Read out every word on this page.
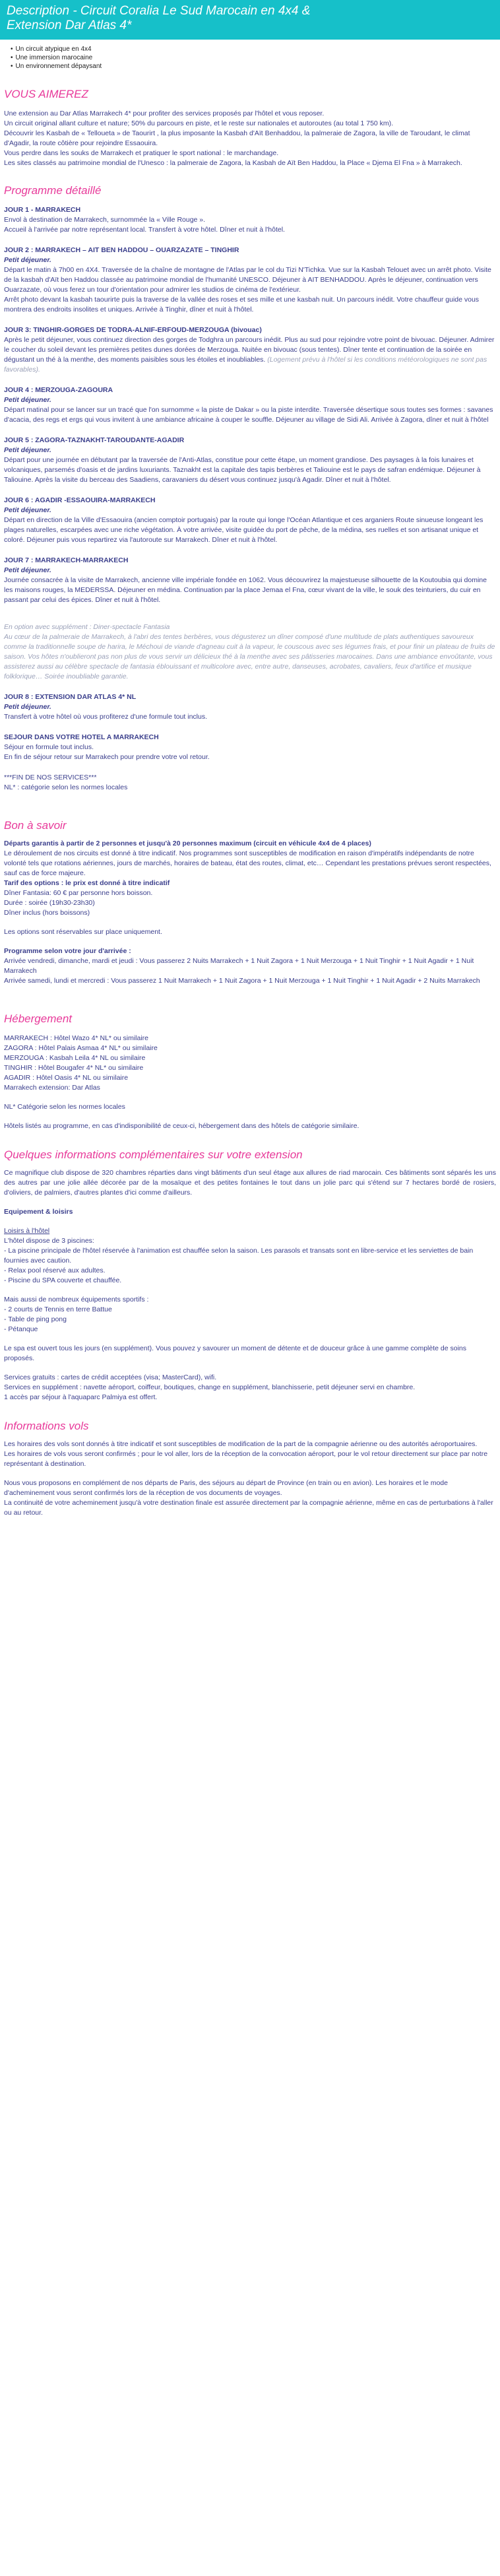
Description - Circuit Coralia Le Sud Marocain en 4x4 & Extension Dar Atlas 4*
• Un circuit atypique en 4x4
• Une immersion marocaine
• Un environnement dépaysant
VOUS AIMEREZ

Une extension au Dar Atlas Marrakech 4* pour profiter des services proposés par l'hôtel et vous reposer.

Un circuit original allant culture et nature; 50% du parcours en piste, et le reste sur nationales et autoroutes (au total 1 750 km).

Découvrir les Kasbah de « Telloueta » de Taourirt , la plus imposante la Kasbah d'Aït Benhaddou, la palmeraie de Zagora, la ville de Taroudant, le climat d'Agadir, la route côtière pour rejoindre Essaouira.

Vous perdre dans les souks de Marrakech et pratiquer le sport national : le marchandage.

Les sites classés au patrimoine mondial de l'Unesco : la palmeraie de Zagora, la Kasbah de Aït Ben Haddou, la Place « Djema El Fna » à Marrakech.

Programme détaillé

JOUR 1 - MARRAKECH

Envol à destination de Marrakech, surnommée la « Ville Rouge ».

Accueil à l'arrivée par notre représentant local. Transfert à votre hôtel. Dîner et nuit à l'hôtel.

JOUR 2 : MARRAKECH – AIT BEN HADDOU – OUARZAZATE – TINGHIR

Petit déjeuner.

Départ le matin à 7h00 en 4X4. Traversée de la chaîne de montagne de l'Atlas par le col du Tizi N'Tichka. Vue sur la Kasbah Telouet avec un arrêt photo. Visite de la kasbah d'Aït ben Haddou classée au patrimoine mondial de l'humanité UNESCO. Déjeuner à AIT BENHADDOU. Après le déjeuner, continuation vers Ouarzazate, où vous ferez un tour d'orientation pour admirer les studios de cinéma de l'extérieur.

Arrêt photo devant la kasbah taourirte puis la traverse de la vallée des roses et ses mille et une kasbah nuit. Un parcours inédit. Votre chauffeur guide vous montrera des endroits insolites et uniques. Arrivée à Tinghir, dîner et nuit à l'hôtel.

JOUR 3: TINGHIR-GORGES DE TODRA-ALNIF-ERFOUD-MERZOUGA (bivouac)

Après le petit déjeuner, vous continuez direction des gorges de Todghra un parcours inédit. Plus au sud pour rejoindre votre point de bivouac. Déjeuner. Admirer le coucher du soleil devant les premières petites dunes dorées de Merzouga. Nuitée en bivouac (sous tentes). Dîner tente et continuation de la soirée en dégustant un thé à la menthe, des moments paisibles sous les étoiles et inoubliables. (Logement prévu à l'hôtel si les conditions météorologiques ne sont pas favorables).

JOUR 4 : MERZOUGA-ZAGOURA

Petit déjeuner.

Départ matinal pour se lancer sur un tracé que l'on surnomme « la piste de Dakar » ou la piste interdite. Traversée désertique sous toutes ses formes : savanes d'acacia, des regs et ergs qui vous invitent à une ambiance africaine à couper le souffle. Déjeuner au village de Sidi Ali. Arrivée à Zagora, dîner et nuit à l'hôtel

JOUR 5 : ZAGORA-TAZNAKHT-TAROUDANTE-AGADIR

Petit déjeuner.

Départ pour une journée en débutant par la traversée de l'Anti-Atlas, constitue pour cette étape, un moment grandiose. Des paysages à la fois lunaires et volcaniques, parsemés d'oasis et de jardins luxuriants. Taznakht est la capitale des tapis berbères et Taliouine est le pays de safran endémique. Déjeuner à Taliouine. Après la visite du berceau des Saadiens, caravaniers du désert vous continuez jusqu'à Agadir. Dîner et nuit à l'hôtel.

JOUR 6 : AGADIR -ESSAOUIRA-MARRAKECH

Petit déjeuner.

Départ en direction de la Ville d'Essaouira (ancien comptoir portugais) par la route qui longe l'Océan Atlantique et ces arganiers Route sinueuse longeant les plages naturelles, escarpées avec une riche végétation. À votre arrivée, visite guidée du port de pêche, de la médina, ses ruelles et son artisanat unique et coloré. Déjeuner puis vous repartirez via l'autoroute sur Marrakech. Dîner et nuit à l'hôtel.

JOUR 7 : MARRAKECH-MARRAKECH

Petit déjeuner.

Journée consacrée à la visite de Marrakech, ancienne ville impériale fondée en 1062. Vous découvrirez la majestueuse silhouette de la Koutoubia qui domine les maisons rouges, la MEDERSSA. Déjeuner en médina. Continuation par la place Jemaa el Fna, cœur vivant de la ville, le souk des teinturiers, du cuir en passant par celui des épices. Dîner et nuit à l'hôtel.

En option avec supplément : Diner-spectacle Fantasia

Au cœur de la palmeraie de Marrakech, à l'abri des tentes berbères, vous dégusterez un dîner composé d'une multitude de plats authentiques savoureux comme la traditionnelle soupe de harira, le Méchoui de viande d'agneau cuit à la vapeur, le couscous avec ses légumes frais, et pour finir un plateau de fruits de saison. Vos hôtes n'oublieront pas non plus de vous servir un délicieux thé à la menthe avec ses pâtisseries marocaines. Dans une ambiance envoûtante, vous assisterez aussi au célèbre spectacle de fantasia éblouissant et multicolore avec, entre autre, danseuses, acrobates, cavaliers, feux d'artifice et musique folklorique… Soirée inoubliable garantie.

JOUR 8 : EXTENSION DAR ATLAS 4* NL

Petit déjeuner.

Transfert à votre hôtel où vous profiterez d'une formule tout inclus.

SEJOUR DANS VOTRE HOTEL A MARRAKECH

Séjour en formule tout inclus.

En fin de séjour retour sur Marrakech pour prendre votre vol retour.

***FIN DE NOS SERVICES***

NL* : catégorie selon les normes locales

Bon à savoir

Départs garantis à partir de 2 personnes et jusqu'à 20 personnes maximum (circuit en véhicule 4x4 de 4 places)

Le déroulement de nos circuits est donné à titre indicatif. Nos programmes sont susceptibles de modification en raison d'impératifs indépendants de notre volonté tels que rotations aériennes, jours de marchés, horaires de bateau, état des routes, climat, etc… Cependant les prestations prévues seront respectées, sauf cas de force majeure.

Tarif des options : le prix est donné à titre indicatif

Dîner Fantasia: 60 € par personne hors boisson.

Durée : soirée (19h30-23h30)

Dîner inclus (hors boissons)

Les options sont réservables sur place uniquement.

Programme selon votre jour d'arrivée :

Arrivée vendredi, dimanche, mardi et jeudi : Vous passerez 2 Nuits Marrakech + 1 Nuit Zagora + 1 Nuit Merzouga + 1 Nuit Tinghir + 1 Nuit Agadir + 1 Nuit Marrakech

Arrivée samedi, lundi et mercredi : Vous passerez 1 Nuit Marrakech + 1 Nuit Zagora + 1 Nuit Merzouga + 1 Nuit Tinghir + 1 Nuit Agadir + 2 Nuits Marrakech

Hébergement

MARRAKECH : Hôtel Wazo 4* NL* ou similaire

ZAGORA : Hôtel Palais Asmaa 4* NL* ou similaire

MERZOUGA : Kasbah Leila 4* NL ou similaire

TINGHIR : Hôtel Bougafer 4* NL* ou similaire

AGADIR : Hôtel Oasis 4* NL ou similaire

Marrakech extension: Dar Atlas

NL* Catégorie selon les normes locales

Hôtels listés au programme, en cas d'indisponibilité de ceux-ci, hébergement dans des hôtels de catégorie similaire.

Quelques informations complémentaires sur votre extension

Ce magnifique club dispose de 320 chambres réparties dans vingt bâtiments d'un seul étage aux allures de riad marocain. Ces bâtiments sont séparés les uns des autres par une jolie allée décorée par de la mosaïque et des petites fontaines le tout dans un jolie parc qui s'étend sur 7 hectares bordé de rosiers, d'oliviers, de palmiers, d'autres plantes d'ici comme d'ailleurs.

Equipement & loisirs

Loisirs à l'hôtel

L'hôtel dispose de 3 piscines:

- La piscine principale de l'hôtel réservée à l'animation est chauffée selon la saison. Les parasols et transats sont en libre-service et les serviettes de bain fournies avec caution.

- Relax pool réservé aux adultes.

- Piscine du SPA couverte et chauffée.

Mais aussi de nombreux équipements sportifs :

- 2 courts de Tennis en terre Battue

- Table de ping pong

- Pétanque

Le spa est ouvert tous les jours (en supplément). Vous pouvez y savourer un moment de détente et de douceur grâce à une gamme complète de soins proposés.

Services gratuits : cartes de crédit acceptées (visa; MasterCard), wifi.

Services en supplément : navette aéroport, coiffeur, boutiques, change en supplément, blanchisserie, petit déjeuner servi en chambre.

1 accès par séjour à l'aquaparc Palmiya est offert.

Informations vols

Les horaires des vols sont donnés à titre indicatif et sont susceptibles de modification de la part de la compagnie aérienne ou des autorités aéroportuaires.

Les horaires de vols vous seront confirmés ; pour le vol aller, lors de la réception de la convocation aéroport, pour le vol retour directement sur place par notre représentant à destination.

Nous vous proposons en complément de nos départs de Paris, des séjours au départ de Province (en train ou en avion). Les horaires et le mode d'acheminement vous seront confirmés lors de la réception de vos documents de voyages.

La continuité de votre acheminement jusqu'à votre destination finale est assurée directement par la compagnie aérienne, même en cas de perturbations à l'aller ou au retour.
____
**Exercise details**
From the listing above, copy every line that includes the word "aussi".

**Exercise answer**
Au cœur de la palmeraie de Marrakech, à l'abri des tentes berbères, vous dégusterez un dîner composé d'une multitude de plats authentiques savoureux comme la traditionnelle soupe de harira, le Méchoui de viande d'agneau cuit à la vapeur, le couscous avec ses légumes frais, et pour finir un plateau de fruits de saison. Vos hôtes n'oublieront pas non plus de vous servir un délicieux thé à la menthe avec ses pâtisseries marocaines. Dans une ambiance envoûtante, vous assisterez aussi au célèbre spectacle de fantasia éblouissant et multicolore avec, entre autre, danseuses, acrobates, cavaliers, feux d'artifice et musique folklorique… Soirée inoubliable garantie.
Mais aussi de nombreux équipements sportifs :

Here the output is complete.